--- Start ---
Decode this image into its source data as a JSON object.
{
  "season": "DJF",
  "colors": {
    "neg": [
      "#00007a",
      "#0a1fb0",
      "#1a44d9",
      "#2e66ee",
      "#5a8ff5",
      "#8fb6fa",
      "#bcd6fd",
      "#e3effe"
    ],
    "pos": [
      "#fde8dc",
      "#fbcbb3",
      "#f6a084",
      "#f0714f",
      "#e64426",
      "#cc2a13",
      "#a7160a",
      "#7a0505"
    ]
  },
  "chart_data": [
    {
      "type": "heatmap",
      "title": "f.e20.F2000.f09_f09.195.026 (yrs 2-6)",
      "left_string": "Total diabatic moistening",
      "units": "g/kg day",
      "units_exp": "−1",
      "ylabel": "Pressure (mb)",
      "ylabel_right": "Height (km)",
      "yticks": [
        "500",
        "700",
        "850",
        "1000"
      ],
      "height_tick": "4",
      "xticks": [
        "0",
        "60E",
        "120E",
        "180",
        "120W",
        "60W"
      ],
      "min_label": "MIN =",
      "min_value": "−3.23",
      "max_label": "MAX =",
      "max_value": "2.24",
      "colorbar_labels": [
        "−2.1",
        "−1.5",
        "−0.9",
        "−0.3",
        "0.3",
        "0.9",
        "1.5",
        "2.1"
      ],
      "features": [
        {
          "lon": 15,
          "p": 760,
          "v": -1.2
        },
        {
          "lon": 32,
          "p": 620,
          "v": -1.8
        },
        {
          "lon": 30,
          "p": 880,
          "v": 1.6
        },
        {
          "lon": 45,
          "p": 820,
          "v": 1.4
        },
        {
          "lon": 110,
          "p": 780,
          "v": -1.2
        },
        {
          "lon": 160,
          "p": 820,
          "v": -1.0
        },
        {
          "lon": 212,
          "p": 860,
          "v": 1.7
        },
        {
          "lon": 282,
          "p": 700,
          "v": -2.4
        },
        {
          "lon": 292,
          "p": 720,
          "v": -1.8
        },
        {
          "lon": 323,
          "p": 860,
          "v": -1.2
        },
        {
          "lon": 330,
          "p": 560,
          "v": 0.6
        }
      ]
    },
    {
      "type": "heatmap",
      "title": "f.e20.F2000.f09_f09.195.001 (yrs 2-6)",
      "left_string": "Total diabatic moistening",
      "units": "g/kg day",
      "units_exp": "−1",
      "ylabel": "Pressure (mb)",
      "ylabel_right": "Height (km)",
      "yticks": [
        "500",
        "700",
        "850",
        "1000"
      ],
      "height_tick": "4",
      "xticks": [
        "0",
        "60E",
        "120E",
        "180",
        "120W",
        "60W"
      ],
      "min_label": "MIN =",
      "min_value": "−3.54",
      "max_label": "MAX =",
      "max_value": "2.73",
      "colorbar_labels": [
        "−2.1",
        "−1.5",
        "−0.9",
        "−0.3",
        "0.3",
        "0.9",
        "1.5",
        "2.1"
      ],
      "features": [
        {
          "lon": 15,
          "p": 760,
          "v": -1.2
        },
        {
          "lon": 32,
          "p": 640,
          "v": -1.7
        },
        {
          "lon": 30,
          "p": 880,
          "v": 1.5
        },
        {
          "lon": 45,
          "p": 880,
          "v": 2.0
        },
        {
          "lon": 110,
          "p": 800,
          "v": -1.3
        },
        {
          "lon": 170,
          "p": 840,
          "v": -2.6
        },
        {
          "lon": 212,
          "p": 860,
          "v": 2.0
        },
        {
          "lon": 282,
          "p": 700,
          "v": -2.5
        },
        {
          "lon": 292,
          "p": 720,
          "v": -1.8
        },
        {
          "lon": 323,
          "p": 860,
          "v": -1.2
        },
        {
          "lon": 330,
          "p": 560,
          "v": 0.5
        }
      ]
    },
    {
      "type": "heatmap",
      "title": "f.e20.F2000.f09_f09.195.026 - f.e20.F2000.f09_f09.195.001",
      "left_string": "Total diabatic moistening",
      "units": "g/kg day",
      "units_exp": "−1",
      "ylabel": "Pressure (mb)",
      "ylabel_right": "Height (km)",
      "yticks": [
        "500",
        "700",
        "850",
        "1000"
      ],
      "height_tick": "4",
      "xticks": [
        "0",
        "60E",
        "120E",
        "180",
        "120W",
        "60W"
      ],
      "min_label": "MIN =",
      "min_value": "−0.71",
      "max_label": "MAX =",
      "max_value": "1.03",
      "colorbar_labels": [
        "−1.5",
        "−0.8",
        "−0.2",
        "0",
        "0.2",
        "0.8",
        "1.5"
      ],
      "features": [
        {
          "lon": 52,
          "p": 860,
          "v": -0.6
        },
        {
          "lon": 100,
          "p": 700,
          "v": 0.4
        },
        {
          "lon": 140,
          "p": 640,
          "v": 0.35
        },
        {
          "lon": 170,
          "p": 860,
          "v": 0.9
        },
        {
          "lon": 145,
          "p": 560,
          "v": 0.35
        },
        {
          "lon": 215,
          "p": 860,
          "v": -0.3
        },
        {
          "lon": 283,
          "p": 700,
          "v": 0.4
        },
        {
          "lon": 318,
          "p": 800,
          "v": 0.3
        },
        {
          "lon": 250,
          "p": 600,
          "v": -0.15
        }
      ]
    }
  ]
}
--- End ---
JOB – Take the listing above and set it down exactly.

EXERCISE RESULT –
Decode this image into its source data as a JSON object.
{
  "season": "DJF",
  "colors": {
    "neg": [
      "#00007a",
      "#0a1fb0",
      "#1a44d9",
      "#2e66ee",
      "#5a8ff5",
      "#8fb6fa",
      "#bcd6fd",
      "#e3effe"
    ],
    "pos": [
      "#fde8dc",
      "#fbcbb3",
      "#f6a084",
      "#f0714f",
      "#e64426",
      "#cc2a13",
      "#a7160a",
      "#7a0505"
    ]
  },
  "chart_data": [
    {
      "type": "heatmap",
      "title": "f.e20.F2000.f09_f09.195.026 (yrs 2-6)",
      "left_string": "Total diabatic moistening",
      "units": "g/kg day",
      "units_exp": "−1",
      "ylabel": "Pressure (mb)",
      "ylabel_right": "Height (km)",
      "yticks": [
        "500",
        "700",
        "850",
        "1000"
      ],
      "height_tick": "4",
      "xticks": [
        "0",
        "60E",
        "120E",
        "180",
        "120W",
        "60W"
      ],
      "min_label": "MIN =",
      "min_value": "−3.23",
      "max_label": "MAX =",
      "max_value": "2.24",
      "colorbar_labels": [
        "−2.1",
        "−1.5",
        "−0.9",
        "−0.3",
        "0.3",
        "0.9",
        "1.5",
        "2.1"
      ],
      "features": [
        {
          "lon": 15,
          "p": 760,
          "v": -1.2
        },
        {
          "lon": 32,
          "p": 620,
          "v": -1.8
        },
        {
          "lon": 30,
          "p": 880,
          "v": 1.6
        },
        {
          "lon": 45,
          "p": 820,
          "v": 1.4
        },
        {
          "lon": 110,
          "p": 780,
          "v": -1.2
        },
        {
          "lon": 160,
          "p": 820,
          "v": -1.0
        },
        {
          "lon": 212,
          "p": 860,
          "v": 1.7
        },
        {
          "lon": 282,
          "p": 700,
          "v": -2.4
        },
        {
          "lon": 292,
          "p": 720,
          "v": -1.8
        },
        {
          "lon": 323,
          "p": 860,
          "v": -1.2
        },
        {
          "lon": 330,
          "p": 560,
          "v": 0.6
        }
      ]
    },
    {
      "type": "heatmap",
      "title": "f.e20.F2000.f09_f09.195.001 (yrs 2-6)",
      "left_string": "Total diabatic moistening",
      "units": "g/kg day",
      "units_exp": "−1",
      "ylabel": "Pressure (mb)",
      "ylabel_right": "Height (km)",
      "yticks": [
        "500",
        "700",
        "850",
        "1000"
      ],
      "height_tick": "4",
      "xticks": [
        "0",
        "60E",
        "120E",
        "180",
        "120W",
        "60W"
      ],
      "min_label": "MIN =",
      "min_value": "−3.54",
      "max_label": "MAX =",
      "max_value": "2.73",
      "colorbar_labels": [
        "−2.1",
        "−1.5",
        "−0.9",
        "−0.3",
        "0.3",
        "0.9",
        "1.5",
        "2.1"
      ],
      "features": [
        {
          "lon": 15,
          "p": 760,
          "v": -1.2
        },
        {
          "lon": 32,
          "p": 640,
          "v": -1.7
        },
        {
          "lon": 30,
          "p": 880,
          "v": 1.5
        },
        {
          "lon": 45,
          "p": 880,
          "v": 2.0
        },
        {
          "lon": 110,
          "p": 800,
          "v": -1.3
        },
        {
          "lon": 170,
          "p": 840,
          "v": -2.6
        },
        {
          "lon": 212,
          "p": 860,
          "v": 2.0
        },
        {
          "lon": 282,
          "p": 700,
          "v": -2.5
        },
        {
          "lon": 292,
          "p": 720,
          "v": -1.8
        },
        {
          "lon": 323,
          "p": 860,
          "v": -1.2
        },
        {
          "lon": 330,
          "p": 560,
          "v": 0.5
        }
      ]
    },
    {
      "type": "heatmap",
      "title": "f.e20.F2000.f09_f09.195.026 - f.e20.F2000.f09_f09.195.001",
      "left_string": "Total diabatic moistening",
      "units": "g/kg day",
      "units_exp": "−1",
      "ylabel": "Pressure (mb)",
      "ylabel_right": "Height (km)",
      "yticks": [
        "500",
        "700",
        "850",
        "1000"
      ],
      "height_tick": "4",
      "xticks": [
        "0",
        "60E",
        "120E",
        "180",
        "120W",
        "60W"
      ],
      "min_label": "MIN =",
      "min_value": "−0.71",
      "max_label": "MAX =",
      "max_value": "1.03",
      "colorbar_labels": [
        "−1.5",
        "−0.8",
        "−0.2",
        "0",
        "0.2",
        "0.8",
        "1.5"
      ],
      "features": [
        {
          "lon": 52,
          "p": 860,
          "v": -0.6
        },
        {
          "lon": 100,
          "p": 700,
          "v": 0.4
        },
        {
          "lon": 140,
          "p": 640,
          "v": 0.35
        },
        {
          "lon": 170,
          "p": 860,
          "v": 0.9
        },
        {
          "lon": 145,
          "p": 560,
          "v": 0.35
        },
        {
          "lon": 215,
          "p": 860,
          "v": -0.3
        },
        {
          "lon": 283,
          "p": 700,
          "v": 0.4
        },
        {
          "lon": 318,
          "p": 800,
          "v": 0.3
        },
        {
          "lon": 250,
          "p": 600,
          "v": -0.15
        }
      ]
    }
  ]
}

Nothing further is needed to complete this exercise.